[Extracted records]
— start —

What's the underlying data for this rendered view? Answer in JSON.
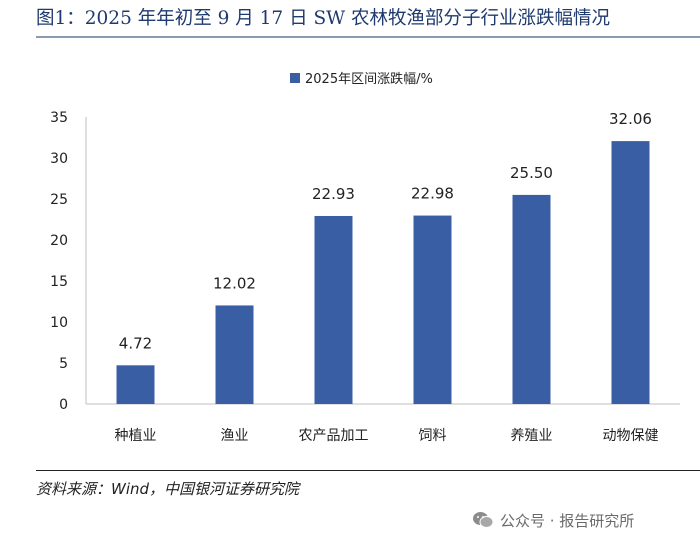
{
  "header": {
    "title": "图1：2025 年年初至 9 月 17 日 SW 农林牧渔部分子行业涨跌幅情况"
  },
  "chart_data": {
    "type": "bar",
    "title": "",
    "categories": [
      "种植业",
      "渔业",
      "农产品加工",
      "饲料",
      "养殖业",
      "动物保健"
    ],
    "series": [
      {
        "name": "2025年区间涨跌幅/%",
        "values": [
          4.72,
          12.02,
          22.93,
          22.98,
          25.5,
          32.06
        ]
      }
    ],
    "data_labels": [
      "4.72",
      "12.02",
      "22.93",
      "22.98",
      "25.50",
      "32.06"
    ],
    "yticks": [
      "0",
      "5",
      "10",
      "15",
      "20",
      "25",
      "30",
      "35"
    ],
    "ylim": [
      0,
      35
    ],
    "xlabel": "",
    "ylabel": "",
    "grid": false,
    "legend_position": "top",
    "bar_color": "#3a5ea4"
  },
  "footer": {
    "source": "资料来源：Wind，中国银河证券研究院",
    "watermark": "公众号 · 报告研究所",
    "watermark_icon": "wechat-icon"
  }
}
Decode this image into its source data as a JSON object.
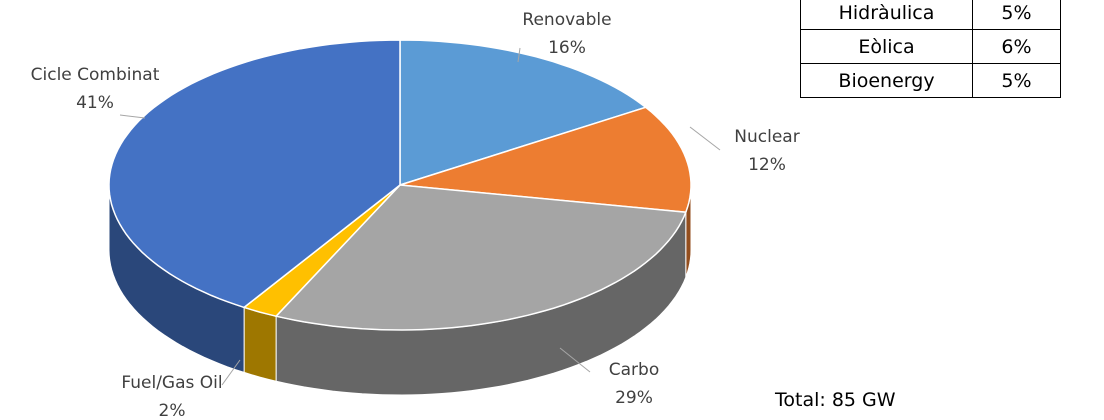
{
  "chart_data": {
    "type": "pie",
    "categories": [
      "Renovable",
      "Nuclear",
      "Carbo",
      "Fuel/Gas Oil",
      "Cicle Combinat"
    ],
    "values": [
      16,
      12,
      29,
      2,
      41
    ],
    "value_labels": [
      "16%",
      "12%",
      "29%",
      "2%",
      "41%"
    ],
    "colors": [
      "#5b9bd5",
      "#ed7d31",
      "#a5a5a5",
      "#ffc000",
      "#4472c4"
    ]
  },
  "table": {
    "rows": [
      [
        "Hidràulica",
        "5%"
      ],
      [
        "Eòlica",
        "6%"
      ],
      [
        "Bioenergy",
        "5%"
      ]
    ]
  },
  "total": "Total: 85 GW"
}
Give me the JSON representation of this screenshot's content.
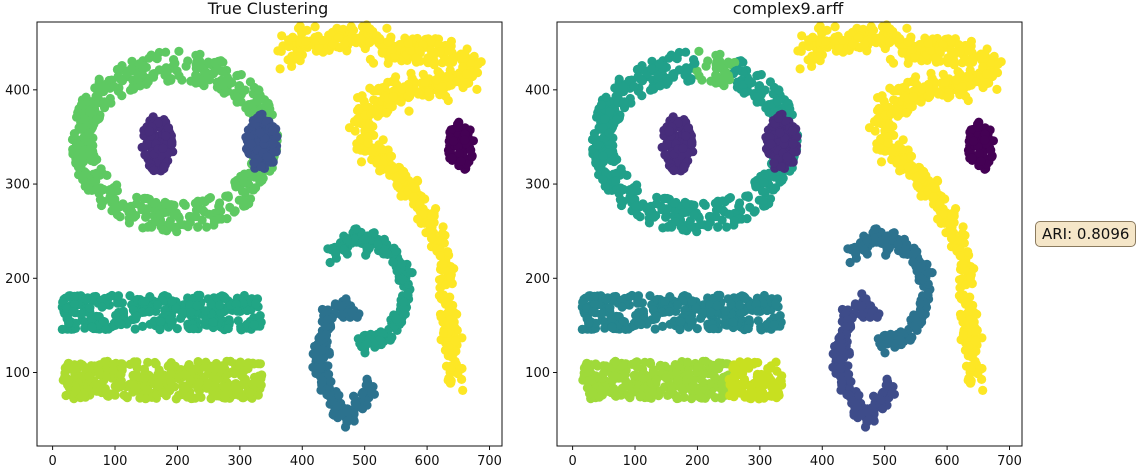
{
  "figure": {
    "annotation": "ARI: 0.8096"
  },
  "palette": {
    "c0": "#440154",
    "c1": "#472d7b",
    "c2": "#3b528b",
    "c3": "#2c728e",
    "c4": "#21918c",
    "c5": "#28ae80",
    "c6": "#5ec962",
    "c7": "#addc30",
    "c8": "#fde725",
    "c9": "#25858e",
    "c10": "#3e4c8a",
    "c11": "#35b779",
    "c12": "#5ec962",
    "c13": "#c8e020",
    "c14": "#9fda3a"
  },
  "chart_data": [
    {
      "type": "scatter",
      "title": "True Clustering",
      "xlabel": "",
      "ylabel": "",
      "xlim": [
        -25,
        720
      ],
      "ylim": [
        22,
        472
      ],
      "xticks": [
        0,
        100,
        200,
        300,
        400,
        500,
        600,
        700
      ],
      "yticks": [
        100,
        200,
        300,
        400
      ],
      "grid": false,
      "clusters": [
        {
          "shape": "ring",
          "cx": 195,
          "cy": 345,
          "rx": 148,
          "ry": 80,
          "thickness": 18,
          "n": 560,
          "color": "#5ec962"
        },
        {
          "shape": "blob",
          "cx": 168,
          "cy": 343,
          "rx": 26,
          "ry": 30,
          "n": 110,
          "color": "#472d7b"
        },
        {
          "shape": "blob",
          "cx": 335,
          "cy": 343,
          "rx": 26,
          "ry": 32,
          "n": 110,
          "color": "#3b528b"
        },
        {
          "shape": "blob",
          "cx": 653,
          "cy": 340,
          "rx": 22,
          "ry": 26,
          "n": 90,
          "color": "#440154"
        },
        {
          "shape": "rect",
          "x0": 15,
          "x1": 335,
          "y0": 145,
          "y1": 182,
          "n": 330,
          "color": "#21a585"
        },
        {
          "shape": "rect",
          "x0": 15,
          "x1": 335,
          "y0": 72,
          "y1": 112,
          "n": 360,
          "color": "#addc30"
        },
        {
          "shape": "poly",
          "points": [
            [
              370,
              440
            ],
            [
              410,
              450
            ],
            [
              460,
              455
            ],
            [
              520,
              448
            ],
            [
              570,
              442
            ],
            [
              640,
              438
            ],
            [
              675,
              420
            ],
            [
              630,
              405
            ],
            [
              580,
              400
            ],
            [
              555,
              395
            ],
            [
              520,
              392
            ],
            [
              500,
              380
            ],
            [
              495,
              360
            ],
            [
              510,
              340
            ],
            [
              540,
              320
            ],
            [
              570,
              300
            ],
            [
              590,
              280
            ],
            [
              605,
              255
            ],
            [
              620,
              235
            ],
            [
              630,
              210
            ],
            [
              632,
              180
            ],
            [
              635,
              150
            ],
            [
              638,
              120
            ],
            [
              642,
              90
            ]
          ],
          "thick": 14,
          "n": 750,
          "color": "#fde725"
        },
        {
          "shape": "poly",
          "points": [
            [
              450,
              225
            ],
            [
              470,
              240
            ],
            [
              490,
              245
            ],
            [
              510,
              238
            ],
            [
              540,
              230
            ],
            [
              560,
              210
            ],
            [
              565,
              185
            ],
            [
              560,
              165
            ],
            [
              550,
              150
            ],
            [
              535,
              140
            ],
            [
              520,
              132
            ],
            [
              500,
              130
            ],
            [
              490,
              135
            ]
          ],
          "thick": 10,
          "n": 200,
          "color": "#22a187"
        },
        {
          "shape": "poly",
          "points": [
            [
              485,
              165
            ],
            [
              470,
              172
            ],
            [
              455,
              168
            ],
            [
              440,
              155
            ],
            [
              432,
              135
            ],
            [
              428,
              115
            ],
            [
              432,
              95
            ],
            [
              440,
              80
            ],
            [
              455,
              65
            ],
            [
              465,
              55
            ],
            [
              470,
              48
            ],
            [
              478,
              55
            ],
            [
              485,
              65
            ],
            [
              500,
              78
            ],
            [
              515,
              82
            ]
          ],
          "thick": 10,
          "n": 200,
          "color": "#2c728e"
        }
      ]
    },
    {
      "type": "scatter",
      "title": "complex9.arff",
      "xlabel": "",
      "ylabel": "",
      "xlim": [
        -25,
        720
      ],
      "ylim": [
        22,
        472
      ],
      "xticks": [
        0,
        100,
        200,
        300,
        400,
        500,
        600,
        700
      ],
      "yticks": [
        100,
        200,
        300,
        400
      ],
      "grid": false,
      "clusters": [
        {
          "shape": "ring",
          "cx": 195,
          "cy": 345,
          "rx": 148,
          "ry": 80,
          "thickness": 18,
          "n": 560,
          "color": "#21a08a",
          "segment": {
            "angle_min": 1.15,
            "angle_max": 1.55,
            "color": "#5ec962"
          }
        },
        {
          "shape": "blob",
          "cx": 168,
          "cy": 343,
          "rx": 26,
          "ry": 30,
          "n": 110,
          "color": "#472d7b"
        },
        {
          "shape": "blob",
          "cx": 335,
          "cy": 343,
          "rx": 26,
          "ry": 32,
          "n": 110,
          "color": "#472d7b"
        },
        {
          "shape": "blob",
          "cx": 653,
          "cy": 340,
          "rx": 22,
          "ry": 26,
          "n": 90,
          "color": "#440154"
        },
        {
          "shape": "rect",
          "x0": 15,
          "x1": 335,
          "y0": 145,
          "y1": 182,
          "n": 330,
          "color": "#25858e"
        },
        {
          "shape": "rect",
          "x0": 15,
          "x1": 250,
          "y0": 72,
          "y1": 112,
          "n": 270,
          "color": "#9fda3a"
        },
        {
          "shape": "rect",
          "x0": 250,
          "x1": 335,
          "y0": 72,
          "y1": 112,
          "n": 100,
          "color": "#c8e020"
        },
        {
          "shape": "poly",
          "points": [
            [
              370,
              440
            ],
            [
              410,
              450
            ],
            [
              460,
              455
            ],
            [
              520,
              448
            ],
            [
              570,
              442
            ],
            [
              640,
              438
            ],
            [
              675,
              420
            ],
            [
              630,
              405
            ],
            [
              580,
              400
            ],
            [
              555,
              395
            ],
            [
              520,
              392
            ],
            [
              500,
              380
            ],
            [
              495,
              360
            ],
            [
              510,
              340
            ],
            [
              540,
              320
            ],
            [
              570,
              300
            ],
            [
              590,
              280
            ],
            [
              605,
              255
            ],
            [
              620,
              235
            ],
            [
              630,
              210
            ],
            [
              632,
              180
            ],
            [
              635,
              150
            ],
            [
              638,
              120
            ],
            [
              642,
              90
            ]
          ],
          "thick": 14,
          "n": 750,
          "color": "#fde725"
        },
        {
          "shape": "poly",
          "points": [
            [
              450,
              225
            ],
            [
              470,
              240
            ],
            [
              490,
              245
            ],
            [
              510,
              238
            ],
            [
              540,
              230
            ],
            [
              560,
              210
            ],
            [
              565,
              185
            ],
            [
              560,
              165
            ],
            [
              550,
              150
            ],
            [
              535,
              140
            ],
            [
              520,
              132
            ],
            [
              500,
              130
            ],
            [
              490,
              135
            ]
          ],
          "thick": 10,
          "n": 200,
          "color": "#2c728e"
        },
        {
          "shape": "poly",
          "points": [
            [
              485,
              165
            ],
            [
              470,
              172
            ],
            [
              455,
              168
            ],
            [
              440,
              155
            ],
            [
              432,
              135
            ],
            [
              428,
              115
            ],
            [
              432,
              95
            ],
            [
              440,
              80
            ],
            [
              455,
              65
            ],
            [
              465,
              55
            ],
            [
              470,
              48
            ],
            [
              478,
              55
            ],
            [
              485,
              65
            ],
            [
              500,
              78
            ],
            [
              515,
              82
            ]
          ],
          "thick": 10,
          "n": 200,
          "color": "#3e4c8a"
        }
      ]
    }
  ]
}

— end —

Copy each line of the listing in which the word "this" can be found.

What's the underlying data for this rendered view? Answer in JSON.
Decode this image into its source data as a JSON object.
Give me the JSON representation of this screenshot's content.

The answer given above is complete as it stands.